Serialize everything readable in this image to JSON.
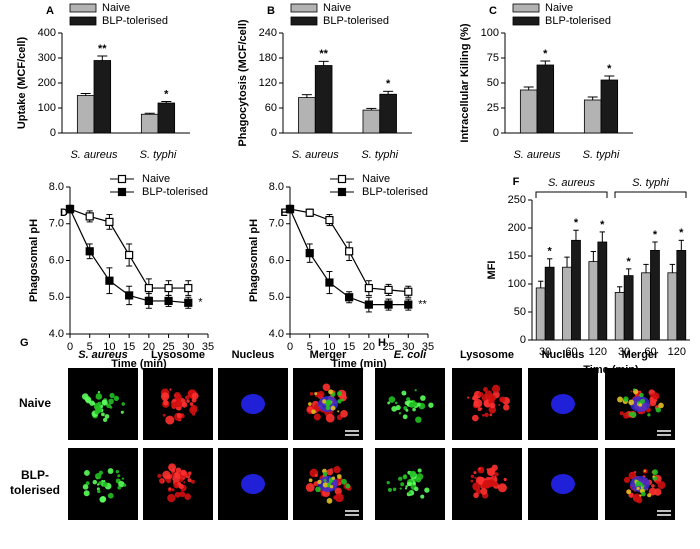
{
  "chart_data": [
    {
      "type": "bar",
      "label": "A",
      "y_label": "Uptake (MCF/cell)",
      "categories": [
        "S. aureus",
        "S. typhi"
      ],
      "ylim": [
        0,
        400
      ],
      "yticks": [
        0,
        100,
        200,
        300,
        400
      ],
      "series": [
        {
          "name": "Naive",
          "color": "#b3b3b3",
          "values": [
            150,
            75
          ],
          "errors": [
            8,
            4
          ],
          "annotations": [
            null,
            null
          ]
        },
        {
          "name": "BLP-tolerised",
          "color": "#1a1a1a",
          "values": [
            290,
            120
          ],
          "errors": [
            18,
            6
          ],
          "annotations": [
            "**",
            "*"
          ]
        }
      ]
    },
    {
      "type": "bar",
      "label": "B",
      "y_label": "Phagocytosis (MCF/cell)",
      "categories": [
        "S. aureus",
        "S. typhi"
      ],
      "ylim": [
        0,
        240
      ],
      "yticks": [
        0,
        60,
        120,
        180,
        240
      ],
      "series": [
        {
          "name": "Naive",
          "color": "#b3b3b3",
          "values": [
            85,
            55
          ],
          "errors": [
            7,
            4
          ],
          "annotations": [
            null,
            null
          ]
        },
        {
          "name": "BLP-tolerised",
          "color": "#1a1a1a",
          "values": [
            162,
            93
          ],
          "errors": [
            10,
            7
          ],
          "annotations": [
            "**",
            "*"
          ]
        }
      ]
    },
    {
      "type": "bar",
      "label": "C",
      "y_label": "Intracellular Killing (%)",
      "categories": [
        "S. aureus",
        "S. typhi"
      ],
      "ylim": [
        0,
        100
      ],
      "yticks": [
        0,
        25,
        50,
        75,
        100
      ],
      "series": [
        {
          "name": "Naive",
          "color": "#b3b3b3",
          "values": [
            43,
            33
          ],
          "errors": [
            3,
            3
          ],
          "annotations": [
            null,
            null
          ]
        },
        {
          "name": "BLP-tolerised",
          "color": "#1a1a1a",
          "values": [
            68,
            53
          ],
          "errors": [
            4,
            4
          ],
          "annotations": [
            "*",
            "*"
          ]
        }
      ]
    },
    {
      "type": "line",
      "label": "D",
      "x_label": "Time (min)",
      "y_label": "Phagosomal pH",
      "annotation": "*",
      "x": [
        0,
        5,
        10,
        15,
        20,
        25,
        30
      ],
      "xlim": [
        0,
        35
      ],
      "xticks": [
        0,
        5,
        10,
        15,
        20,
        25,
        30,
        35
      ],
      "ylim": [
        4,
        8
      ],
      "yticks": [
        {
          "value": 4,
          "label": "4.0"
        },
        {
          "value": 5,
          "label": "5.0"
        },
        {
          "value": 6,
          "label": "6.0"
        },
        {
          "value": 7,
          "label": "7.0"
        },
        {
          "value": 8,
          "label": "8.0"
        }
      ],
      "series": [
        {
          "name": "Naive",
          "color": "#000000",
          "marker_fill": "#ffffff",
          "values": [
            7.4,
            7.2,
            7.05,
            6.15,
            5.25,
            5.25,
            5.25
          ],
          "errors": [
            0.1,
            0.15,
            0.2,
            0.3,
            0.25,
            0.2,
            0.2
          ]
        },
        {
          "name": "BLP-tolerised",
          "color": "#000000",
          "marker_fill": "#000000",
          "values": [
            7.4,
            6.25,
            5.45,
            5.05,
            4.9,
            4.9,
            4.85
          ],
          "errors": [
            0.1,
            0.2,
            0.35,
            0.25,
            0.2,
            0.15,
            0.15
          ]
        }
      ]
    },
    {
      "type": "line",
      "label": "E",
      "x_label": "Time (min)",
      "y_label": "Phagosomal pH",
      "annotation": "**",
      "x": [
        0,
        5,
        10,
        15,
        20,
        25,
        30
      ],
      "xlim": [
        0,
        35
      ],
      "xticks": [
        0,
        5,
        10,
        15,
        20,
        25,
        30,
        35
      ],
      "ylim": [
        4,
        8
      ],
      "yticks": [
        {
          "value": 4,
          "label": "4.0"
        },
        {
          "value": 5,
          "label": "5.0"
        },
        {
          "value": 6,
          "label": "6.0"
        },
        {
          "value": 7,
          "label": "7.0"
        },
        {
          "value": 8,
          "label": "8.0"
        }
      ],
      "series": [
        {
          "name": "Naive",
          "color": "#000000",
          "marker_fill": "#ffffff",
          "values": [
            7.4,
            7.3,
            7.1,
            6.25,
            5.25,
            5.2,
            5.15
          ],
          "errors": [
            0.1,
            0.1,
            0.15,
            0.25,
            0.2,
            0.15,
            0.15
          ]
        },
        {
          "name": "BLP-tolerised",
          "color": "#000000",
          "marker_fill": "#000000",
          "values": [
            7.4,
            6.2,
            5.4,
            5.0,
            4.8,
            4.8,
            4.8
          ],
          "errors": [
            0.1,
            0.25,
            0.3,
            0.15,
            0.2,
            0.15,
            0.15
          ]
        }
      ]
    },
    {
      "type": "bar",
      "label": "F",
      "x_label": "Time (min)",
      "y_label": "MFI",
      "groups": [
        "S. aureus",
        "S. typhi"
      ],
      "categories": [
        "30",
        "60",
        "120",
        "30",
        "60",
        "120"
      ],
      "ylim": [
        0,
        250
      ],
      "yticks": [
        0,
        50,
        100,
        150,
        200,
        250
      ],
      "series": [
        {
          "name": "Naive",
          "color": "#b3b3b3",
          "values": [
            93,
            130,
            140,
            85,
            120,
            120
          ],
          "errors": [
            12,
            18,
            18,
            10,
            15,
            15
          ],
          "annotations": [
            null,
            null,
            null,
            null,
            null,
            null
          ]
        },
        {
          "name": "BLP-tolerised",
          "color": "#1a1a1a",
          "values": [
            130,
            178,
            175,
            115,
            160,
            160
          ],
          "errors": [
            15,
            18,
            18,
            12,
            15,
            18
          ],
          "annotations": [
            "*",
            "*",
            "*",
            "*",
            "*",
            "*"
          ]
        }
      ]
    }
  ],
  "micrographs": [
    {
      "label": "G",
      "columns": [
        "S. aureus",
        "Lysosome",
        "Nucleus",
        "Merger"
      ],
      "rows": [
        "Naive",
        "BLP-tolerised"
      ]
    },
    {
      "label": "H",
      "columns": [
        "E. coli",
        "Lysosome",
        "Nucleus",
        "Merger"
      ],
      "rows": [
        "Naive",
        "BLP-tolerised"
      ]
    }
  ]
}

# Written exercise:
Without the pictures, write out the whole listing above exactly as it appears.

# Response to the task:
Serialize everything readable in this image to JSON.
{
  "chart_data": [
    {
      "type": "bar",
      "label": "A",
      "y_label": "Uptake (MCF/cell)",
      "categories": [
        "S. aureus",
        "S. typhi"
      ],
      "ylim": [
        0,
        400
      ],
      "yticks": [
        0,
        100,
        200,
        300,
        400
      ],
      "series": [
        {
          "name": "Naive",
          "color": "#b3b3b3",
          "values": [
            150,
            75
          ],
          "errors": [
            8,
            4
          ],
          "annotations": [
            null,
            null
          ]
        },
        {
          "name": "BLP-tolerised",
          "color": "#1a1a1a",
          "values": [
            290,
            120
          ],
          "errors": [
            18,
            6
          ],
          "annotations": [
            "**",
            "*"
          ]
        }
      ]
    },
    {
      "type": "bar",
      "label": "B",
      "y_label": "Phagocytosis (MCF/cell)",
      "categories": [
        "S. aureus",
        "S. typhi"
      ],
      "ylim": [
        0,
        240
      ],
      "yticks": [
        0,
        60,
        120,
        180,
        240
      ],
      "series": [
        {
          "name": "Naive",
          "color": "#b3b3b3",
          "values": [
            85,
            55
          ],
          "errors": [
            7,
            4
          ],
          "annotations": [
            null,
            null
          ]
        },
        {
          "name": "BLP-tolerised",
          "color": "#1a1a1a",
          "values": [
            162,
            93
          ],
          "errors": [
            10,
            7
          ],
          "annotations": [
            "**",
            "*"
          ]
        }
      ]
    },
    {
      "type": "bar",
      "label": "C",
      "y_label": "Intracellular Killing (%)",
      "categories": [
        "S. aureus",
        "S. typhi"
      ],
      "ylim": [
        0,
        100
      ],
      "yticks": [
        0,
        25,
        50,
        75,
        100
      ],
      "series": [
        {
          "name": "Naive",
          "color": "#b3b3b3",
          "values": [
            43,
            33
          ],
          "errors": [
            3,
            3
          ],
          "annotations": [
            null,
            null
          ]
        },
        {
          "name": "BLP-tolerised",
          "color": "#1a1a1a",
          "values": [
            68,
            53
          ],
          "errors": [
            4,
            4
          ],
          "annotations": [
            "*",
            "*"
          ]
        }
      ]
    },
    {
      "type": "line",
      "label": "D",
      "x_label": "Time (min)",
      "y_label": "Phagosomal pH",
      "annotation": "*",
      "x": [
        0,
        5,
        10,
        15,
        20,
        25,
        30
      ],
      "xlim": [
        0,
        35
      ],
      "xticks": [
        0,
        5,
        10,
        15,
        20,
        25,
        30,
        35
      ],
      "ylim": [
        4,
        8
      ],
      "yticks": [
        {
          "value": 4,
          "label": "4.0"
        },
        {
          "value": 5,
          "label": "5.0"
        },
        {
          "value": 6,
          "label": "6.0"
        },
        {
          "value": 7,
          "label": "7.0"
        },
        {
          "value": 8,
          "label": "8.0"
        }
      ],
      "series": [
        {
          "name": "Naive",
          "color": "#000000",
          "marker_fill": "#ffffff",
          "values": [
            7.4,
            7.2,
            7.05,
            6.15,
            5.25,
            5.25,
            5.25
          ],
          "errors": [
            0.1,
            0.15,
            0.2,
            0.3,
            0.25,
            0.2,
            0.2
          ]
        },
        {
          "name": "BLP-tolerised",
          "color": "#000000",
          "marker_fill": "#000000",
          "values": [
            7.4,
            6.25,
            5.45,
            5.05,
            4.9,
            4.9,
            4.85
          ],
          "errors": [
            0.1,
            0.2,
            0.35,
            0.25,
            0.2,
            0.15,
            0.15
          ]
        }
      ]
    },
    {
      "type": "line",
      "label": "E",
      "x_label": "Time (min)",
      "y_label": "Phagosomal pH",
      "annotation": "**",
      "x": [
        0,
        5,
        10,
        15,
        20,
        25,
        30
      ],
      "xlim": [
        0,
        35
      ],
      "xticks": [
        0,
        5,
        10,
        15,
        20,
        25,
        30,
        35
      ],
      "ylim": [
        4,
        8
      ],
      "yticks": [
        {
          "value": 4,
          "label": "4.0"
        },
        {
          "value": 5,
          "label": "5.0"
        },
        {
          "value": 6,
          "label": "6.0"
        },
        {
          "value": 7,
          "label": "7.0"
        },
        {
          "value": 8,
          "label": "8.0"
        }
      ],
      "series": [
        {
          "name": "Naive",
          "color": "#000000",
          "marker_fill": "#ffffff",
          "values": [
            7.4,
            7.3,
            7.1,
            6.25,
            5.25,
            5.2,
            5.15
          ],
          "errors": [
            0.1,
            0.1,
            0.15,
            0.25,
            0.2,
            0.15,
            0.15
          ]
        },
        {
          "name": "BLP-tolerised",
          "color": "#000000",
          "marker_fill": "#000000",
          "values": [
            7.4,
            6.2,
            5.4,
            5.0,
            4.8,
            4.8,
            4.8
          ],
          "errors": [
            0.1,
            0.25,
            0.3,
            0.15,
            0.2,
            0.15,
            0.15
          ]
        }
      ]
    },
    {
      "type": "bar",
      "label": "F",
      "x_label": "Time (min)",
      "y_label": "MFI",
      "groups": [
        "S. aureus",
        "S. typhi"
      ],
      "categories": [
        "30",
        "60",
        "120",
        "30",
        "60",
        "120"
      ],
      "ylim": [
        0,
        250
      ],
      "yticks": [
        0,
        50,
        100,
        150,
        200,
        250
      ],
      "series": [
        {
          "name": "Naive",
          "color": "#b3b3b3",
          "values": [
            93,
            130,
            140,
            85,
            120,
            120
          ],
          "errors": [
            12,
            18,
            18,
            10,
            15,
            15
          ],
          "annotations": [
            null,
            null,
            null,
            null,
            null,
            null
          ]
        },
        {
          "name": "BLP-tolerised",
          "color": "#1a1a1a",
          "values": [
            130,
            178,
            175,
            115,
            160,
            160
          ],
          "errors": [
            15,
            18,
            18,
            12,
            15,
            18
          ],
          "annotations": [
            "*",
            "*",
            "*",
            "*",
            "*",
            "*"
          ]
        }
      ]
    }
  ],
  "micrographs": [
    {
      "label": "G",
      "columns": [
        "S. aureus",
        "Lysosome",
        "Nucleus",
        "Merger"
      ],
      "rows": [
        "Naive",
        "BLP-tolerised"
      ]
    },
    {
      "label": "H",
      "columns": [
        "E. coli",
        "Lysosome",
        "Nucleus",
        "Merger"
      ],
      "rows": [
        "Naive",
        "BLP-tolerised"
      ]
    }
  ]
}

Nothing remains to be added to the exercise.